Your task is to transcribe all of the records exactly and leave out the pictures.

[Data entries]
————————
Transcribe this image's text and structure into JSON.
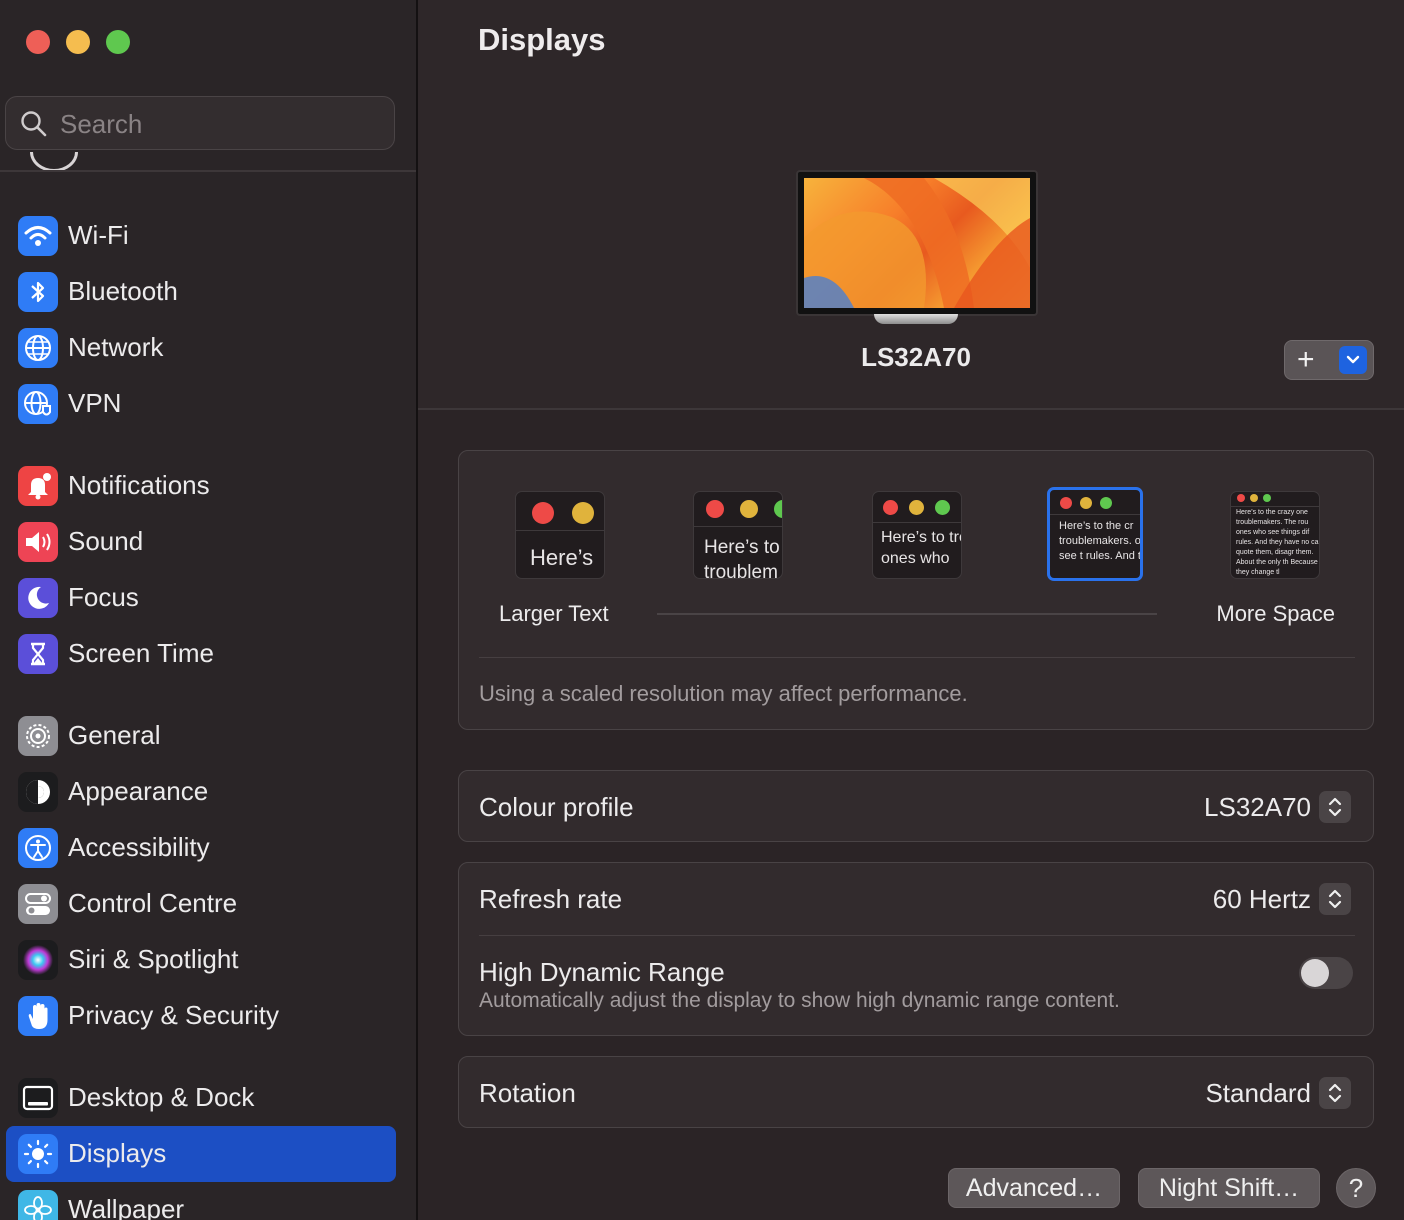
{
  "window": {
    "title": "Displays"
  },
  "search": {
    "placeholder": "Search"
  },
  "sidebar": {
    "items": [
      {
        "label": "Wi-Fi",
        "icon": "wifi-icon",
        "color": "#2f7cf6"
      },
      {
        "label": "Bluetooth",
        "icon": "bluetooth-icon",
        "color": "#2f7cf6"
      },
      {
        "label": "Network",
        "icon": "globe-icon",
        "color": "#2f7cf6"
      },
      {
        "label": "VPN",
        "icon": "vpn-globe-icon",
        "color": "#2f7cf6"
      },
      {
        "label": "Notifications",
        "icon": "bell-icon",
        "color": "#ee4444"
      },
      {
        "label": "Sound",
        "icon": "speaker-icon",
        "color": "#ee4455"
      },
      {
        "label": "Focus",
        "icon": "moon-icon",
        "color": "#5b4fd9"
      },
      {
        "label": "Screen Time",
        "icon": "hourglass-icon",
        "color": "#5b4fd9"
      },
      {
        "label": "General",
        "icon": "gear-icon",
        "color": "#8e8e93"
      },
      {
        "label": "Appearance",
        "icon": "appearance-icon",
        "color": "#1c1c1e"
      },
      {
        "label": "Accessibility",
        "icon": "accessibility-icon",
        "color": "#2f7cf6"
      },
      {
        "label": "Control Centre",
        "icon": "switches-icon",
        "color": "#8e8e93"
      },
      {
        "label": "Siri & Spotlight",
        "icon": "siri-icon",
        "color": "#1c1c1e"
      },
      {
        "label": "Privacy & Security",
        "icon": "hand-icon",
        "color": "#2f7cf6"
      },
      {
        "label": "Desktop & Dock",
        "icon": "dock-icon",
        "color": "#1c1c1e"
      },
      {
        "label": "Displays",
        "icon": "sun-icon",
        "color": "#2f7cf6",
        "selected": true
      },
      {
        "label": "Wallpaper",
        "icon": "flower-icon",
        "color": "#3fb7e6"
      }
    ]
  },
  "display": {
    "name": "LS32A70",
    "add_button_symbol": "+"
  },
  "resolution": {
    "options": [
      {
        "preview_text": "Here’s"
      },
      {
        "preview_text": "Here’s to troublem"
      },
      {
        "preview_text": "Here’s to troublema ones who"
      },
      {
        "preview_text": "Here’s to the cr troublemakers. ones who see t rules. And they",
        "selected": true
      },
      {
        "preview_text": "Here’s to the crazy one troublemakers. The rou ones who see things dif rules. And they have no can quote them, disagr them. About the only th Because they change tl"
      }
    ],
    "left_label": "Larger Text",
    "right_label": "More Space",
    "note": "Using a scaled resolution may affect performance."
  },
  "colour_profile": {
    "label": "Colour profile",
    "value": "LS32A70"
  },
  "refresh_rate": {
    "label": "Refresh rate",
    "value": "60 Hertz"
  },
  "hdr": {
    "label": "High Dynamic Range",
    "description": "Automatically adjust the display to show high dynamic range content.",
    "enabled": false
  },
  "rotation": {
    "label": "Rotation",
    "value": "Standard"
  },
  "footer": {
    "advanced_label": "Advanced…",
    "night_shift_label": "Night Shift…",
    "help_label": "?"
  },
  "colors": {
    "accent": "#1c4fc4",
    "background": "#2b2426"
  }
}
————————
Worked answer =>
Transcribe this image's text and structure into JSON.
{
  "window": {
    "title": "Displays"
  },
  "search": {
    "placeholder": "Search"
  },
  "sidebar": {
    "items": [
      {
        "label": "Wi-Fi",
        "icon": "wifi-icon",
        "color": "#2f7cf6"
      },
      {
        "label": "Bluetooth",
        "icon": "bluetooth-icon",
        "color": "#2f7cf6"
      },
      {
        "label": "Network",
        "icon": "globe-icon",
        "color": "#2f7cf6"
      },
      {
        "label": "VPN",
        "icon": "vpn-globe-icon",
        "color": "#2f7cf6"
      },
      {
        "label": "Notifications",
        "icon": "bell-icon",
        "color": "#ee4444"
      },
      {
        "label": "Sound",
        "icon": "speaker-icon",
        "color": "#ee4455"
      },
      {
        "label": "Focus",
        "icon": "moon-icon",
        "color": "#5b4fd9"
      },
      {
        "label": "Screen Time",
        "icon": "hourglass-icon",
        "color": "#5b4fd9"
      },
      {
        "label": "General",
        "icon": "gear-icon",
        "color": "#8e8e93"
      },
      {
        "label": "Appearance",
        "icon": "appearance-icon",
        "color": "#1c1c1e"
      },
      {
        "label": "Accessibility",
        "icon": "accessibility-icon",
        "color": "#2f7cf6"
      },
      {
        "label": "Control Centre",
        "icon": "switches-icon",
        "color": "#8e8e93"
      },
      {
        "label": "Siri & Spotlight",
        "icon": "siri-icon",
        "color": "#1c1c1e"
      },
      {
        "label": "Privacy & Security",
        "icon": "hand-icon",
        "color": "#2f7cf6"
      },
      {
        "label": "Desktop & Dock",
        "icon": "dock-icon",
        "color": "#1c1c1e"
      },
      {
        "label": "Displays",
        "icon": "sun-icon",
        "color": "#2f7cf6",
        "selected": true
      },
      {
        "label": "Wallpaper",
        "icon": "flower-icon",
        "color": "#3fb7e6"
      }
    ]
  },
  "display": {
    "name": "LS32A70",
    "add_button_symbol": "+"
  },
  "resolution": {
    "options": [
      {
        "preview_text": "Here’s"
      },
      {
        "preview_text": "Here’s to troublem"
      },
      {
        "preview_text": "Here’s to troublema ones who"
      },
      {
        "preview_text": "Here’s to the cr troublemakers. ones who see t rules. And they",
        "selected": true
      },
      {
        "preview_text": "Here’s to the crazy one troublemakers. The rou ones who see things dif rules. And they have no can quote them, disagr them. About the only th Because they change tl"
      }
    ],
    "left_label": "Larger Text",
    "right_label": "More Space",
    "note": "Using a scaled resolution may affect performance."
  },
  "colour_profile": {
    "label": "Colour profile",
    "value": "LS32A70"
  },
  "refresh_rate": {
    "label": "Refresh rate",
    "value": "60 Hertz"
  },
  "hdr": {
    "label": "High Dynamic Range",
    "description": "Automatically adjust the display to show high dynamic range content.",
    "enabled": false
  },
  "rotation": {
    "label": "Rotation",
    "value": "Standard"
  },
  "footer": {
    "advanced_label": "Advanced…",
    "night_shift_label": "Night Shift…",
    "help_label": "?"
  },
  "colors": {
    "accent": "#1c4fc4",
    "background": "#2b2426"
  }
}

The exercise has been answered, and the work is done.